▶ Set problem
Copy out each line of the material below with no changes.

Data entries
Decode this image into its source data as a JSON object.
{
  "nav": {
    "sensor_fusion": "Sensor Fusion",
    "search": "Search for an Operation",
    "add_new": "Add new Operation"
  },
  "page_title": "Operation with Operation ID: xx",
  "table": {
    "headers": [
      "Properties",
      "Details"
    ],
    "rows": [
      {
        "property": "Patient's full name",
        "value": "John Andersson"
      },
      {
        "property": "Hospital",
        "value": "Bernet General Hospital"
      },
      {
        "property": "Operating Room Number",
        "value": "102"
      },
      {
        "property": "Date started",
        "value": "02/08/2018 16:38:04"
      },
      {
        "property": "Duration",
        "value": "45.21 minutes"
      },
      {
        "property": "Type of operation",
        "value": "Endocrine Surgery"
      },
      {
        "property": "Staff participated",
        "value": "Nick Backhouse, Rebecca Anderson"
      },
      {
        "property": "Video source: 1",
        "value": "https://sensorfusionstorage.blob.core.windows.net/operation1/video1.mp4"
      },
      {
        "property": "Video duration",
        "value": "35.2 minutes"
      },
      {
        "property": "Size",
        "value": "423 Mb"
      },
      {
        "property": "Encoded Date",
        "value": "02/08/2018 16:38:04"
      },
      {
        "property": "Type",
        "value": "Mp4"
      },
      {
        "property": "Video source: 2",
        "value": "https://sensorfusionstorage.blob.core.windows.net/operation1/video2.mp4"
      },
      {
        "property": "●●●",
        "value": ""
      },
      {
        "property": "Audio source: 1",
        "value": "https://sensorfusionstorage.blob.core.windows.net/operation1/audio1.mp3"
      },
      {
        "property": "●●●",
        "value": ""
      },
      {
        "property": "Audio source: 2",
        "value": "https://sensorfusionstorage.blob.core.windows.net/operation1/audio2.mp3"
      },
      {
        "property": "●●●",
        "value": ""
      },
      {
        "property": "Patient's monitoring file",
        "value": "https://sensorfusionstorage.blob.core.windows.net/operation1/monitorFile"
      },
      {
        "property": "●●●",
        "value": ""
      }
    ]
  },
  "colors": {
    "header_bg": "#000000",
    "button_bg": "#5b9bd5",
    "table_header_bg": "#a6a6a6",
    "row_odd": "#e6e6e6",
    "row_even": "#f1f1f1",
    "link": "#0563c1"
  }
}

▶ Task solution
Decode this image into its source data as a JSON object.
{
  "nav": {
    "sensor_fusion": "Sensor Fusion",
    "search": "Search for an Operation",
    "add_new": "Add new Operation"
  },
  "page_title": "Operation with Operation ID: xx",
  "table": {
    "headers": [
      "Properties",
      "Details"
    ],
    "rows": [
      {
        "property": "Patient's full name",
        "value": "John Andersson"
      },
      {
        "property": "Hospital",
        "value": "Bernet General Hospital"
      },
      {
        "property": "Operating Room Number",
        "value": "102"
      },
      {
        "property": "Date started",
        "value": "02/08/2018 16:38:04"
      },
      {
        "property": "Duration",
        "value": "45.21 minutes"
      },
      {
        "property": "Type of operation",
        "value": "Endocrine Surgery"
      },
      {
        "property": "Staff participated",
        "value": "Nick Backhouse, Rebecca Anderson"
      },
      {
        "property": "Video source: 1",
        "value": "https://sensorfusionstorage.blob.core.windows.net/operation1/video1.mp4"
      },
      {
        "property": "Video duration",
        "value": "35.2 minutes"
      },
      {
        "property": "Size",
        "value": "423 Mb"
      },
      {
        "property": "Encoded Date",
        "value": "02/08/2018 16:38:04"
      },
      {
        "property": "Type",
        "value": "Mp4"
      },
      {
        "property": "Video source: 2",
        "value": "https://sensorfusionstorage.blob.core.windows.net/operation1/video2.mp4"
      },
      {
        "property": "●●●",
        "value": ""
      },
      {
        "property": "Audio source: 1",
        "value": "https://sensorfusionstorage.blob.core.windows.net/operation1/audio1.mp3"
      },
      {
        "property": "●●●",
        "value": ""
      },
      {
        "property": "Audio source: 2",
        "value": "https://sensorfusionstorage.blob.core.windows.net/operation1/audio2.mp3"
      },
      {
        "property": "●●●",
        "value": ""
      },
      {
        "property": "Patient's monitoring file",
        "value": "https://sensorfusionstorage.blob.core.windows.net/operation1/monitorFile"
      },
      {
        "property": "●●●",
        "value": ""
      }
    ]
  },
  "colors": {
    "header_bg": "#000000",
    "button_bg": "#5b9bd5",
    "table_header_bg": "#a6a6a6",
    "row_odd": "#e6e6e6",
    "row_even": "#f1f1f1",
    "link": "#0563c1"
  }
}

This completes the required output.